▼▼▼

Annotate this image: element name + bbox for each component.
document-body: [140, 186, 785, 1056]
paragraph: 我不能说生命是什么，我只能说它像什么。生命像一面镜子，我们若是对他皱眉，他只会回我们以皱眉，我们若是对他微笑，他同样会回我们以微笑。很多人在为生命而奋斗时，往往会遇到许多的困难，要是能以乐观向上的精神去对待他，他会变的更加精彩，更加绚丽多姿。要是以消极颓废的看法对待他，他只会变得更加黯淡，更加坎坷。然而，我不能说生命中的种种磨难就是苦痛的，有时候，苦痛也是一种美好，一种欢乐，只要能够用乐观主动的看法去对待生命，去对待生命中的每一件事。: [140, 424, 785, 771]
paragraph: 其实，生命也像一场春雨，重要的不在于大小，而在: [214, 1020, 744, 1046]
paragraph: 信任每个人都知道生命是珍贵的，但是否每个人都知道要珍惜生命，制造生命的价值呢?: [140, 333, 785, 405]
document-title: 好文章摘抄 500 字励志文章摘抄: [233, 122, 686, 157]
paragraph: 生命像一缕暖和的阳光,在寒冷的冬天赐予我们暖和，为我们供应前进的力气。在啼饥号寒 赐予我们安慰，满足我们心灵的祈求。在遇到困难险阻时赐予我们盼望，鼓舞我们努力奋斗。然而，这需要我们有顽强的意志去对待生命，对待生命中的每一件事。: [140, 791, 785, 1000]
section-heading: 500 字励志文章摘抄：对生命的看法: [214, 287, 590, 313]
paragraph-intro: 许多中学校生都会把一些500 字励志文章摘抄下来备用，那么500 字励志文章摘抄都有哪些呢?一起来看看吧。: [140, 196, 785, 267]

▲▲▲

Reproduce every one of the records above verbatim, from the first line through the last.

=== THE SOLUTION ===
Annotate this image: element name + bbox for each component.
document-body: [140, 186, 785, 1056]
paragraph: 我不能说生命是什么，我只能说它像什么。生命像一面镜子，我们若是对他皱眉，他只会回我们以皱眉，我们若是对他微笑，他同样会回我们以微笑。很多人在为生命而奋斗时，往往会遇到许多的困难，要是能以乐观向上的精神去对待他，他会变的更加精彩，更加绚丽多姿。要是以消极颓废的看法对待他，他只会变得更加黯淡，更加坎坷。然而，我不能说生命中的种种磨难就是苦痛的，有时候，苦痛也是一种美好，一种欢乐，只要能够用乐观主动的看法去对待生命，去对待生命中的每一件事。: [140, 424, 785, 771]
paragraph: 其实，生命也像一场春雨，重要的不在于大小，而在: [214, 1020, 744, 1046]
paragraph: 信任每个人都知道生命是珍贵的，但是否每个人都知道要珍惜生命，制造生命的价值呢?: [140, 333, 785, 405]
document-title: 好文章摘抄 500 字励志文章摘抄: [233, 122, 686, 157]
paragraph: 生命像一缕暖和的阳光,在寒冷的冬天赐予我们暖和，为我们供应前进的力气。在啼饥号寒 赐予我们安慰，满足我们心灵的祈求。在遇到困难险阻时赐予我们盼望，鼓舞我们努力奋斗。然而，这需要我们有顽强的意志去对待生命，对待生命中的每一件事。: [140, 791, 785, 1000]
section-heading: 500 字励志文章摘抄：对生命的看法: [214, 287, 590, 313]
paragraph-intro: 许多中学校生都会把一些500 字励志文章摘抄下来备用，那么500 字励志文章摘抄都有哪些呢?一起来看看吧。: [140, 196, 785, 267]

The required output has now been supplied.